* BEGIN *

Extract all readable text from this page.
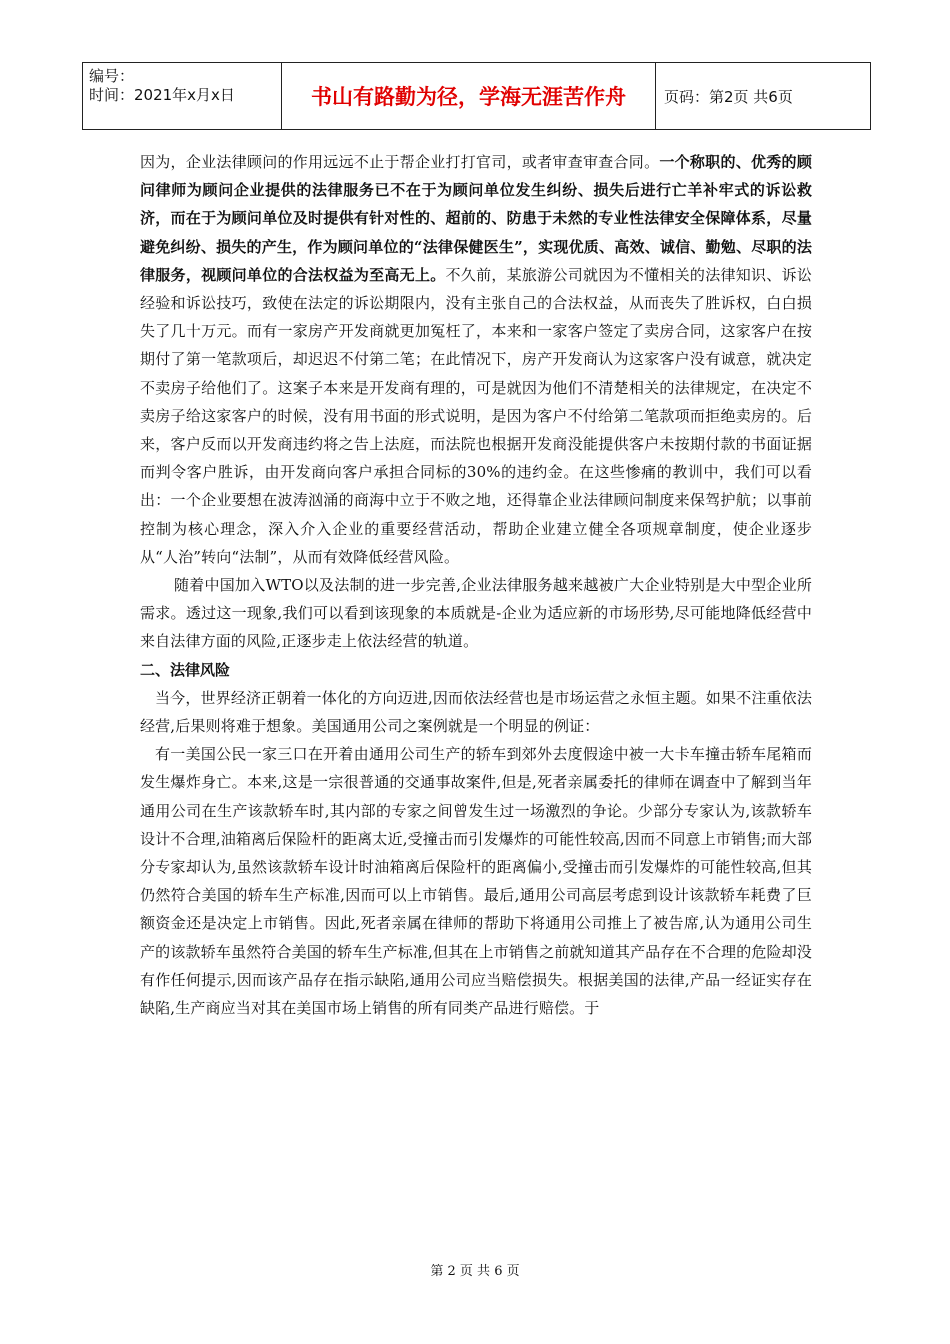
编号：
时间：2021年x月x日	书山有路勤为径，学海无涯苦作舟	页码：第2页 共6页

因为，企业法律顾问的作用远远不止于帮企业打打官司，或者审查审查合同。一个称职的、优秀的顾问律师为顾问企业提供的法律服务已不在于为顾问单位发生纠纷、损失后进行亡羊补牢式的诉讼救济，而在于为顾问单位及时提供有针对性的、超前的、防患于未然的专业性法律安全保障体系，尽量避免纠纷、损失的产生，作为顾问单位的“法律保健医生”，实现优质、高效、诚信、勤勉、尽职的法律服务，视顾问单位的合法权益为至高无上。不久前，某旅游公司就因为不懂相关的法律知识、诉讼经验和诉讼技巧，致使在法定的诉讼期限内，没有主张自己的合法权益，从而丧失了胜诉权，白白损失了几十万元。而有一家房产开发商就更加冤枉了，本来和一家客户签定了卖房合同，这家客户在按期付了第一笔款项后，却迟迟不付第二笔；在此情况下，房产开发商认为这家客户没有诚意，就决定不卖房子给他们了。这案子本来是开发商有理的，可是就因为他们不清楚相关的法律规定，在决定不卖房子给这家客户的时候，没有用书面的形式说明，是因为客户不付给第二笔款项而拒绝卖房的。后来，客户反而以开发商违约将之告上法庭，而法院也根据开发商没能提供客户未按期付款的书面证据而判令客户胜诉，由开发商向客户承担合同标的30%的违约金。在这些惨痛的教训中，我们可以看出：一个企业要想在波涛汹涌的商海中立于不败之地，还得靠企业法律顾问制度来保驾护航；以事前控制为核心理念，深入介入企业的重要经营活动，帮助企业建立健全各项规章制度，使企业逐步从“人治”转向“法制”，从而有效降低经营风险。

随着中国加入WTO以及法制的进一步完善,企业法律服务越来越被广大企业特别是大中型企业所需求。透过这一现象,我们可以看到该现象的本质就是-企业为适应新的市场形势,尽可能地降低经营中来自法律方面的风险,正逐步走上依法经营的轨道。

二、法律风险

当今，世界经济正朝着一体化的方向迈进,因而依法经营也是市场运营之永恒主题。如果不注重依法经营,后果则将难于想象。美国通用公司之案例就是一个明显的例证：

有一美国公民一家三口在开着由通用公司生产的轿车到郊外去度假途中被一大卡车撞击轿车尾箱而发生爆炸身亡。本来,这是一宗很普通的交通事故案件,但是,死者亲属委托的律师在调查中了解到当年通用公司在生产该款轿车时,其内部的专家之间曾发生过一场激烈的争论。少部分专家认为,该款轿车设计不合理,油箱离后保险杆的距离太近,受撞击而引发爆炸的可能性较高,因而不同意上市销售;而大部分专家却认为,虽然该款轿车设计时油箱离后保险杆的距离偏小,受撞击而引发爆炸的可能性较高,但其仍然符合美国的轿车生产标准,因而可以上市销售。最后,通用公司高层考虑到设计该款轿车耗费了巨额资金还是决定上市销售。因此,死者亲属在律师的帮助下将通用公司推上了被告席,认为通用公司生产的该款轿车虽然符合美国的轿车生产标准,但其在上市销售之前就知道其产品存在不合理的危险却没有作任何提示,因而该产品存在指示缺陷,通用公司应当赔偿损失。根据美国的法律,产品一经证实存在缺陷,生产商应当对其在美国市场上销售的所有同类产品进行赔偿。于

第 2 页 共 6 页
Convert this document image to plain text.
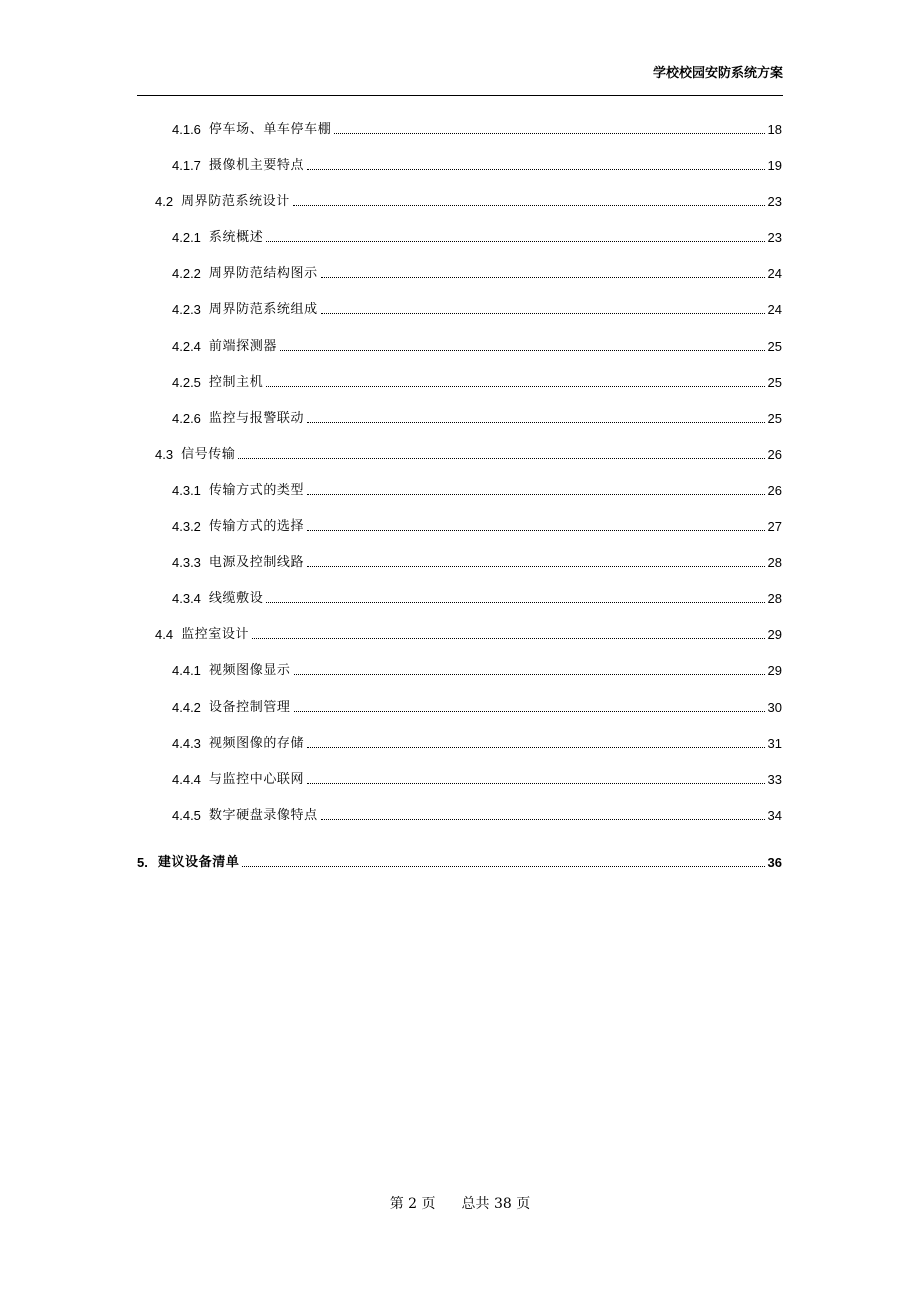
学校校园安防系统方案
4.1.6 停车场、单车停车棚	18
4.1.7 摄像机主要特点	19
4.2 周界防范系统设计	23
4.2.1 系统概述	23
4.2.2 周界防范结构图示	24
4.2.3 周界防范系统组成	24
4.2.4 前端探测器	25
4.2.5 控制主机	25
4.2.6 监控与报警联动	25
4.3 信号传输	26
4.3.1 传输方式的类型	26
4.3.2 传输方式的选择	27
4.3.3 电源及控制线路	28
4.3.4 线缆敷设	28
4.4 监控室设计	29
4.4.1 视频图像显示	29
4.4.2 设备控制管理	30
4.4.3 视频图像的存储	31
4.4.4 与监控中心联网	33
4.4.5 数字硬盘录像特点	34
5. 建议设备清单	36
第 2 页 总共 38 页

* END *

** What the task requires **
In the entries above, some lines may contain the string "text"; report how many, without additional comment.

** Correct result **
2